## Information given
--- start ---

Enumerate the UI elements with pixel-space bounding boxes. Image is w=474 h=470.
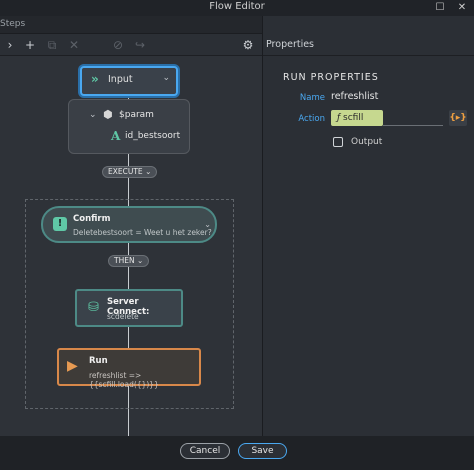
then-pill[interactable]: THEN ⌄ [108,255,150,267]
flow-canvas[interactable]: » Input ⌄ ⌄ ⬢ $param A id_bestsoort EXEC… [0,56,262,436]
execute-pill[interactable]: EXECUTE ⌄ [102,166,158,178]
param-name: $param [119,110,154,120]
param-node[interactable]: ⌄ ⬢ $param A id_bestsoort [68,99,190,154]
export-icon[interactable]: ↪ [132,37,148,53]
confirm-step[interactable]: ! Confirm Deletebestsoort = Weet u het z… [41,206,217,243]
disable-icon[interactable]: ⊘ [110,37,126,53]
alert-icon: ! [53,217,67,231]
close-icon[interactable]: ✕ [452,0,472,16]
action-field[interactable]: ƒ scfill [331,110,383,126]
chevron-down-icon[interactable]: ⌄ [162,73,170,83]
collapse-icon[interactable]: › [2,37,18,53]
name-field[interactable]: refreshlist [331,91,378,102]
cancel-button[interactable]: Cancel [180,443,230,459]
server-connect-step[interactable]: ⛁ Server Connect: scdelete [75,289,183,327]
text-type-icon: A [111,129,121,143]
chevron-down-icon[interactable]: ⌄ [204,220,211,229]
name-label: Name [299,93,325,103]
action-label: Action [298,114,325,124]
input-icon: » [91,72,99,86]
output-checkbox[interactable] [333,137,343,147]
properties-title: Properties [266,39,315,50]
execute-label: EXECUTE [108,167,143,176]
properties-panel: RUN PROPERTIES Name refreshlist Action ƒ… [263,56,474,436]
then-label: THEN [114,256,135,265]
database-icon: ⛁ [88,300,99,315]
delete-icon[interactable]: ✕ [66,37,82,53]
steps-toolbar: › + ⧉ ✕ ⊘ ↪ ⚙ [0,34,262,56]
chevron-down-icon: ⌄ [145,167,152,176]
output-label: Output [351,137,383,147]
server-connect-subtitle: scdelete [107,312,139,321]
gear-icon[interactable]: ⚙ [240,37,256,53]
maximize-icon[interactable]: ☐ [430,0,450,16]
dialog-footer: Cancel Save [0,436,474,470]
run-subtitle: refreshlist => {{scfill.load({})}} [89,371,159,389]
chevron-down-icon[interactable]: ⌄ [89,110,97,120]
window-title: Flow Editor [209,1,265,12]
confirm-title: Confirm [73,214,111,224]
confirm-subtitle: Deletebestsoort = Weet u het zeker? [73,228,212,237]
steps-label: Steps [0,19,26,29]
title-bar: Flow Editor ☐ ✕ [0,0,474,16]
action-value: scfill [343,113,364,123]
cube-icon: ⬢ [103,108,113,121]
copy-icon[interactable]: ⧉ [44,37,60,53]
section-title: RUN PROPERTIES [283,72,379,83]
run-step[interactable]: ▶ Run refreshlist => {{scfill.load({})}} [57,348,201,389]
input-label: Input [108,74,133,85]
properties-header: Properties [263,34,474,56]
flow-editor-window: Flow Editor ☐ ✕ Steps › + ⧉ ✕ ⊘ ↪ ⚙ » In… [0,0,474,470]
data-bindings-icon[interactable]: {▸} [449,110,467,126]
steps-header: Steps [0,16,262,34]
run-title: Run [89,356,108,366]
play-icon: ▶ [67,358,78,374]
chevron-down-icon: ⌄ [136,256,144,265]
input-node[interactable]: » Input ⌄ [80,66,178,96]
save-button[interactable]: Save [238,443,287,459]
add-icon[interactable]: + [22,37,38,53]
action-field-underline [383,125,443,126]
param-field: id_bestsoort [125,131,181,141]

--- end ---

## What you are asked to do
Can you write out all the records above again, line for line and unchanged, but without the pictures?

## Written solution
Enumerate the UI elements with pixel-space bounding boxes. Image is w=474 h=470.
then-pill[interactable]: THEN ⌄ [108,255,150,267]
flow-canvas[interactable]: » Input ⌄ ⌄ ⬢ $param A id_bestsoort EXEC… [0,56,262,436]
execute-pill[interactable]: EXECUTE ⌄ [102,166,158,178]
param-name: $param [119,110,154,120]
param-node[interactable]: ⌄ ⬢ $param A id_bestsoort [68,99,190,154]
export-icon[interactable]: ↪ [132,37,148,53]
confirm-step[interactable]: ! Confirm Deletebestsoort = Weet u het z… [41,206,217,243]
disable-icon[interactable]: ⊘ [110,37,126,53]
alert-icon: ! [53,217,67,231]
close-icon[interactable]: ✕ [452,0,472,16]
action-field[interactable]: ƒ scfill [331,110,383,126]
chevron-down-icon[interactable]: ⌄ [162,73,170,83]
collapse-icon[interactable]: › [2,37,18,53]
name-field[interactable]: refreshlist [331,91,378,102]
cancel-button[interactable]: Cancel [180,443,230,459]
server-connect-step[interactable]: ⛁ Server Connect: scdelete [75,289,183,327]
text-type-icon: A [111,129,121,143]
chevron-down-icon[interactable]: ⌄ [204,220,211,229]
name-label: Name [299,93,325,103]
action-label: Action [298,114,325,124]
input-icon: » [91,72,99,86]
output-checkbox[interactable] [333,137,343,147]
properties-title: Properties [266,39,315,50]
execute-label: EXECUTE [108,167,143,176]
properties-panel: RUN PROPERTIES Name refreshlist Action ƒ… [263,56,474,436]
then-label: THEN [114,256,135,265]
database-icon: ⛁ [88,300,99,315]
delete-icon[interactable]: ✕ [66,37,82,53]
steps-toolbar: › + ⧉ ✕ ⊘ ↪ ⚙ [0,34,262,56]
chevron-down-icon: ⌄ [145,167,152,176]
output-label: Output [351,137,383,147]
server-connect-subtitle: scdelete [107,312,139,321]
gear-icon[interactable]: ⚙ [240,37,256,53]
maximize-icon[interactable]: ☐ [430,0,450,16]
dialog-footer: Cancel Save [0,436,474,470]
run-subtitle: refreshlist => {{scfill.load({})}} [89,371,159,389]
chevron-down-icon[interactable]: ⌄ [89,110,97,120]
window-title: Flow Editor [209,1,265,12]
confirm-title: Confirm [73,214,111,224]
confirm-subtitle: Deletebestsoort = Weet u het zeker? [73,228,212,237]
steps-label: Steps [0,19,26,29]
title-bar: Flow Editor ☐ ✕ [0,0,474,16]
action-value: scfill [343,113,364,123]
cube-icon: ⬢ [103,108,113,121]
copy-icon[interactable]: ⧉ [44,37,60,53]
section-title: RUN PROPERTIES [283,72,379,83]
run-step[interactable]: ▶ Run refreshlist => {{scfill.load({})}} [57,348,201,389]
input-label: Input [108,74,133,85]
properties-header: Properties [263,34,474,56]
flow-editor-window: Flow Editor ☐ ✕ Steps › + ⧉ ✕ ⊘ ↪ ⚙ » In… [0,0,474,470]
data-bindings-icon[interactable]: {▸} [449,110,467,126]
steps-header: Steps [0,16,262,34]
run-title: Run [89,356,108,366]
play-icon: ▶ [67,358,78,374]
chevron-down-icon: ⌄ [136,256,144,265]
input-node[interactable]: » Input ⌄ [80,66,178,96]
save-button[interactable]: Save [238,443,287,459]
add-icon[interactable]: + [22,37,38,53]
action-field-underline [383,125,443,126]
param-field: id_bestsoort [125,131,181,141]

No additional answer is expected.